• [What you are asked to do] Read through the entries below and return each line with the word "army".

*** Records

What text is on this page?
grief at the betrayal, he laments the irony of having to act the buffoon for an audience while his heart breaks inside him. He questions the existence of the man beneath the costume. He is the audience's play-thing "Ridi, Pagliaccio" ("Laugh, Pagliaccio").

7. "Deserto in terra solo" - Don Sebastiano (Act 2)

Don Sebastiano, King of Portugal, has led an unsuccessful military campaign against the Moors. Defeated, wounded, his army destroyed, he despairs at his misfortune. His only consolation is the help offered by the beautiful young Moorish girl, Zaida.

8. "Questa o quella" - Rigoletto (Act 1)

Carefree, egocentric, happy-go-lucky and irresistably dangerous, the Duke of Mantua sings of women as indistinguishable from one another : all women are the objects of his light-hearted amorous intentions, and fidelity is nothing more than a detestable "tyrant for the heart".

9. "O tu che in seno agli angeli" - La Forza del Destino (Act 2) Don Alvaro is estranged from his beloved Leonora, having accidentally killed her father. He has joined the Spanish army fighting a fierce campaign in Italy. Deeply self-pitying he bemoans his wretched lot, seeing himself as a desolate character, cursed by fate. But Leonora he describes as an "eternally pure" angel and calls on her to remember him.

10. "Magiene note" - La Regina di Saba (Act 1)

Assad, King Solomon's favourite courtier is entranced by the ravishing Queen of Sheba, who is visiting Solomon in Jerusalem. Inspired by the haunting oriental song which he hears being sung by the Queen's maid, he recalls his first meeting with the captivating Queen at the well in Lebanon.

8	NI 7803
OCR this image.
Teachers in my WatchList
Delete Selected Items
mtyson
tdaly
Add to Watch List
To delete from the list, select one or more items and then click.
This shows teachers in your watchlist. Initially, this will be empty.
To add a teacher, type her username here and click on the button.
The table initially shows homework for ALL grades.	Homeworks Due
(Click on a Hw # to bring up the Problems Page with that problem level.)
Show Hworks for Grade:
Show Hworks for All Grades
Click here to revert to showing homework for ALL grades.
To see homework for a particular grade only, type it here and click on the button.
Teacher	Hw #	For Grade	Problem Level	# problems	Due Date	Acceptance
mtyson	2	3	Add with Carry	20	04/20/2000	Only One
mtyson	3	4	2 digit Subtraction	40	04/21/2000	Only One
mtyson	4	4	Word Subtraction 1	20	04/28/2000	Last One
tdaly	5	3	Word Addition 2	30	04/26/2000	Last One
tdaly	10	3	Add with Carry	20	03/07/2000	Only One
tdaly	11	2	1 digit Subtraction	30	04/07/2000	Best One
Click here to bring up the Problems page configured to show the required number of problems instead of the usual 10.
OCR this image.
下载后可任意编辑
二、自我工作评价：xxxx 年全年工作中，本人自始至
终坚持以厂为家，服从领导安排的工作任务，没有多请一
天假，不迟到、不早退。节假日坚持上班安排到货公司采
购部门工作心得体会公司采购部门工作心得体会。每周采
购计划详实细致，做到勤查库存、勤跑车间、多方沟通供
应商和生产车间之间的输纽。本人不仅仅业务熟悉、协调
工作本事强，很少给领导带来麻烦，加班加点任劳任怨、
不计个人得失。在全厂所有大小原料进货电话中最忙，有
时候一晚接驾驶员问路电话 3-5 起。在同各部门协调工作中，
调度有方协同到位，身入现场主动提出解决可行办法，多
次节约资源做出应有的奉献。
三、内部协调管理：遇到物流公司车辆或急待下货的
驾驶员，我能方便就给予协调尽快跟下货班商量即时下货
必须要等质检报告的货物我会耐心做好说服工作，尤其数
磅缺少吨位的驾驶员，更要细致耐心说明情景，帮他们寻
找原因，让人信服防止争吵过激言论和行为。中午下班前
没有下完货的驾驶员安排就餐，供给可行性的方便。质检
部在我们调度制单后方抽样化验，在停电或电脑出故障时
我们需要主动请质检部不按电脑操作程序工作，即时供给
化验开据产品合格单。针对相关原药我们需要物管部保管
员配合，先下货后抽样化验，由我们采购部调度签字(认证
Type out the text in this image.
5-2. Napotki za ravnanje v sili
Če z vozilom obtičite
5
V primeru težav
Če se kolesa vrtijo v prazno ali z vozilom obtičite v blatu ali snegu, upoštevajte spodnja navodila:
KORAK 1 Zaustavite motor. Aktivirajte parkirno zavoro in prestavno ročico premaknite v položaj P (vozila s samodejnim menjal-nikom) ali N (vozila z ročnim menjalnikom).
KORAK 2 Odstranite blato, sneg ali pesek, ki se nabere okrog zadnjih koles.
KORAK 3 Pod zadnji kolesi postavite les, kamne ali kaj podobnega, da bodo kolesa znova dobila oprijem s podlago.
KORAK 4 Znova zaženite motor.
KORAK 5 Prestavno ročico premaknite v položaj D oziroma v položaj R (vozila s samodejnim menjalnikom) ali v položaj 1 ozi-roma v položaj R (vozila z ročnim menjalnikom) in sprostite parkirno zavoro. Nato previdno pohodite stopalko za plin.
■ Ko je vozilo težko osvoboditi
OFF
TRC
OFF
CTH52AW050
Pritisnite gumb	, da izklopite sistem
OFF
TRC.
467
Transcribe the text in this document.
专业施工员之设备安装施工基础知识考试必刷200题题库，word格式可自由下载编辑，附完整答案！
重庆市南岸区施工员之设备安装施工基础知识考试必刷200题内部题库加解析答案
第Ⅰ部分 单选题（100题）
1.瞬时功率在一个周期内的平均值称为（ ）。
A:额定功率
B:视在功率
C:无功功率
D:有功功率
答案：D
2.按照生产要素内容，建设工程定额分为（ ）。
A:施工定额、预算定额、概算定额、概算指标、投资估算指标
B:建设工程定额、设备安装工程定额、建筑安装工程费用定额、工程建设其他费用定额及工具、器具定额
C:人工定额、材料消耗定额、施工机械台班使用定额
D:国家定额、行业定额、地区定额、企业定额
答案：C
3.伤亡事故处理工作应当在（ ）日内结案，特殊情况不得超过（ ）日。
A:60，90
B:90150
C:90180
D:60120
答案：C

******

• [Output for this exercise]
Don Sebastiano, King of Portugal, has led an unsuccessful military campaign against the Moors. Defeated, wounded, his army destroyed, he despairs at his misfortune. His only consolation is the help offered by the beautiful young Moorish girl, Zaida.
9. "O tu che in seno agli angeli" - La Forza del Destino (Act 2) Don Alvaro is estranged from his beloved Leonora, having accidentally killed her father. He has joined the Spanish army fighting a fierce campaign in Italy. Deeply self-pitying he bemoans his wretched lot, seeing himself as a desolate character, cursed by fate. But Leonora he describes as an "eternally pure" angel and calls on her to remember him.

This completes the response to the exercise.